The records should be repeated word for word, pictures excluded.
━━ Information provided
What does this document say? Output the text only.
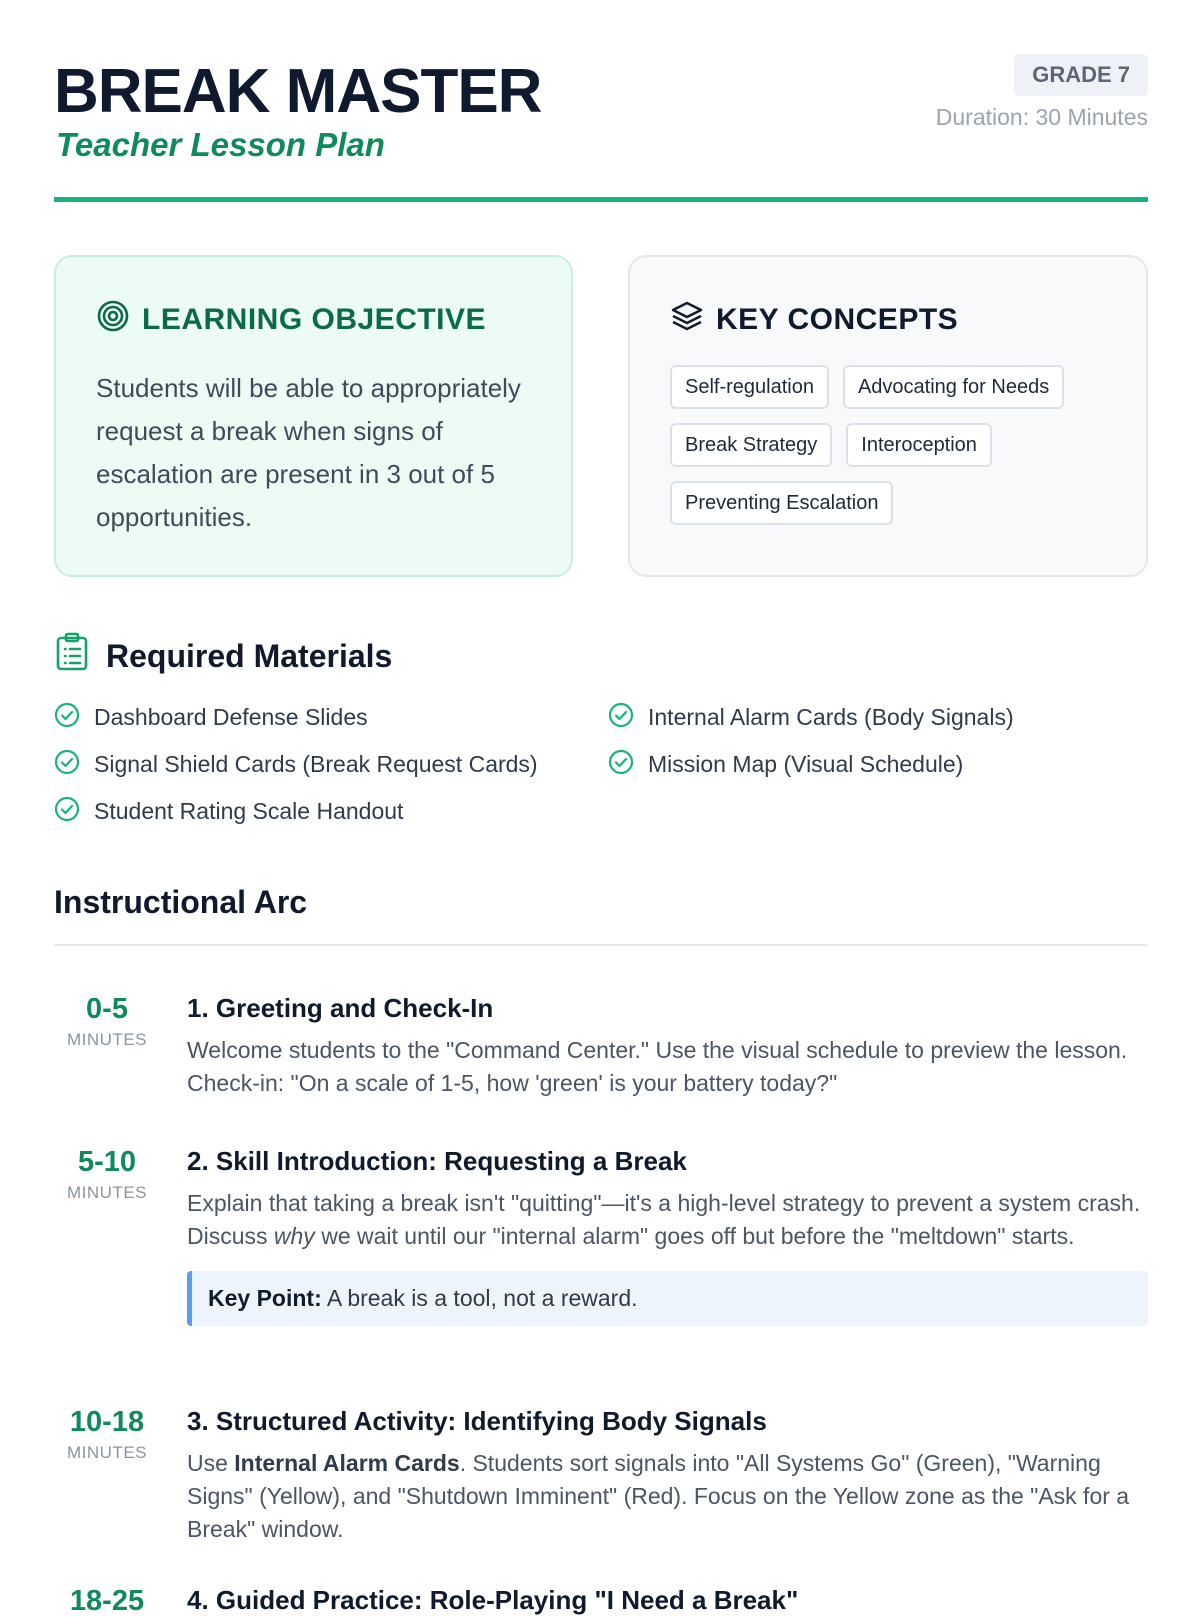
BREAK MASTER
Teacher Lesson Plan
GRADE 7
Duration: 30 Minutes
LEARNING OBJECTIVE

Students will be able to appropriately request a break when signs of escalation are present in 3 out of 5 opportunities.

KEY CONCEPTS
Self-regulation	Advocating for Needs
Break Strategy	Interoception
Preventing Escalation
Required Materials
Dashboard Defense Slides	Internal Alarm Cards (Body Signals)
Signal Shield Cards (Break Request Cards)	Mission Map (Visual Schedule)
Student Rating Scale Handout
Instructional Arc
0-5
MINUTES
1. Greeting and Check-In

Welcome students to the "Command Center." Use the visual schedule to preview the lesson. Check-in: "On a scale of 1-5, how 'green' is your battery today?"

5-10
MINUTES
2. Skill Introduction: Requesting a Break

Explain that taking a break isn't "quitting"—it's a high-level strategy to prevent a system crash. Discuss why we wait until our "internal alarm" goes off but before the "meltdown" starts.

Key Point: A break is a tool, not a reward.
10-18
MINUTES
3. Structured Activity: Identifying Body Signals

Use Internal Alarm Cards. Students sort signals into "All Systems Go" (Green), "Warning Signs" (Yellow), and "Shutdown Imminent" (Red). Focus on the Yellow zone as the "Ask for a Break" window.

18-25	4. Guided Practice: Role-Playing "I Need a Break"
━━━━
Task result:
What does this document say? Output the text only.
BREAK MASTER
Teacher Lesson Plan
GRADE 7
Duration: 30 Minutes
LEARNING OBJECTIVE

Students will be able to appropriately request a break when signs of escalation are present in 3 out of 5 opportunities.

KEY CONCEPTS
Self-regulation	Advocating for Needs
Break Strategy	Interoception
Preventing Escalation
Required Materials
Dashboard Defense Slides	Internal Alarm Cards (Body Signals)
Signal Shield Cards (Break Request Cards)	Mission Map (Visual Schedule)
Student Rating Scale Handout
Instructional Arc
0-5
MINUTES
1. Greeting and Check-In

Welcome students to the "Command Center." Use the visual schedule to preview the lesson. Check-in: "On a scale of 1-5, how 'green' is your battery today?"

5-10
MINUTES
2. Skill Introduction: Requesting a Break

Explain that taking a break isn't "quitting"—it's a high-level strategy to prevent a system crash. Discuss why we wait until our "internal alarm" goes off but before the "meltdown" starts.

Key Point: A break is a tool, not a reward.
10-18
MINUTES
3. Structured Activity: Identifying Body Signals

Use Internal Alarm Cards. Students sort signals into "All Systems Go" (Green), "Warning Signs" (Yellow), and "Shutdown Imminent" (Red). Focus on the Yellow zone as the "Ask for a Break" window.

18-25	4. Guided Practice: Role-Playing "I Need a Break"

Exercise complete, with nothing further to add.